Aim:
Return the records that follow unaltered. Omit every picture.
>> START
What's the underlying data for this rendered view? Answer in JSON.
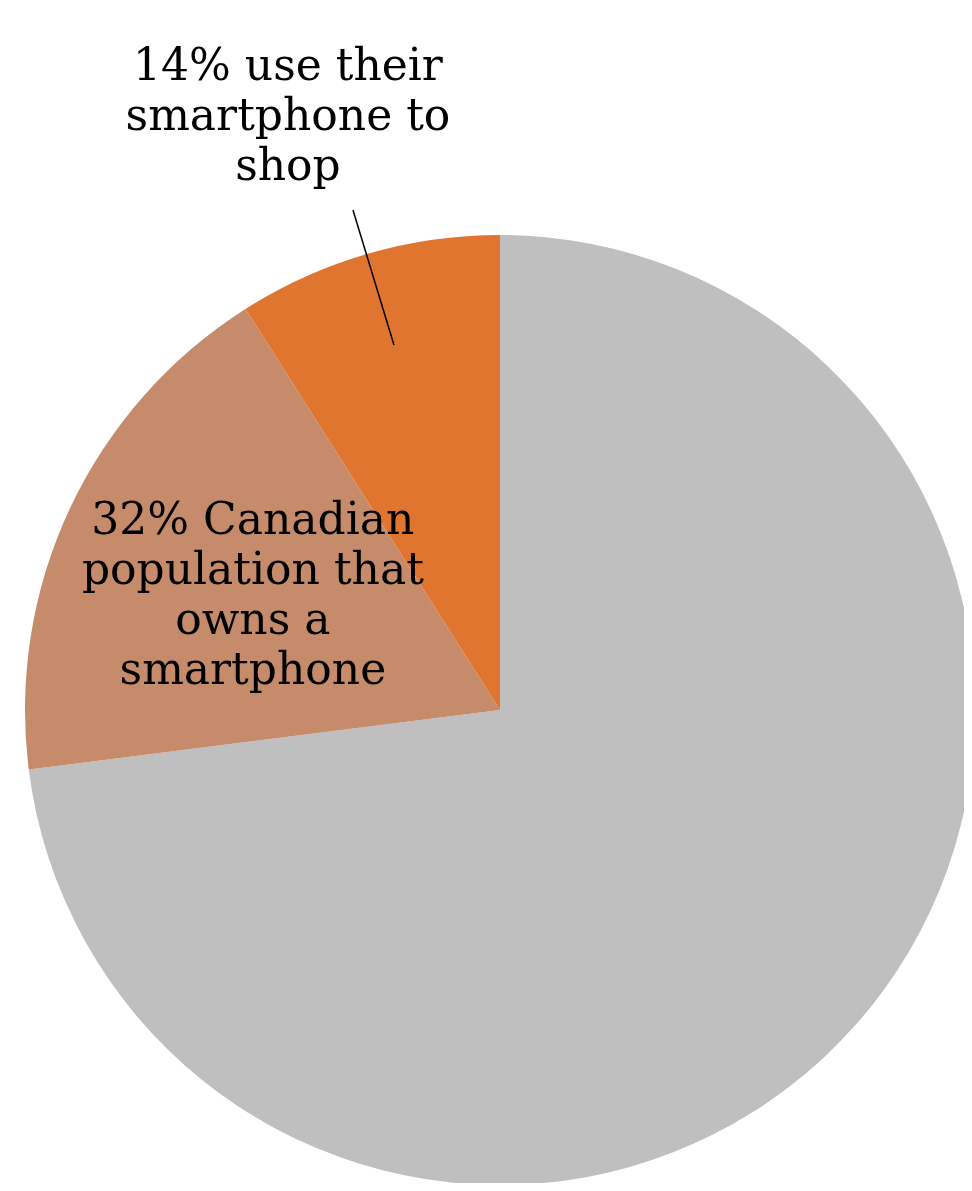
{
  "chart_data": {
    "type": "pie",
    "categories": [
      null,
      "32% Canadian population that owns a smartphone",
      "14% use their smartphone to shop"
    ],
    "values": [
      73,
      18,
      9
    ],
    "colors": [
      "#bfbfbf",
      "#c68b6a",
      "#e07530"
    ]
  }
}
>> END
Result of this task:
What's the underlying data for this rendered view? Answer in JSON.
{
  "chart_data": {
    "type": "pie",
    "categories": [
      null,
      "32% Canadian population that owns a smartphone",
      "14% use their smartphone to shop"
    ],
    "values": [
      73,
      18,
      9
    ],
    "colors": [
      "#bfbfbf",
      "#c68b6a",
      "#e07530"
    ]
  }
}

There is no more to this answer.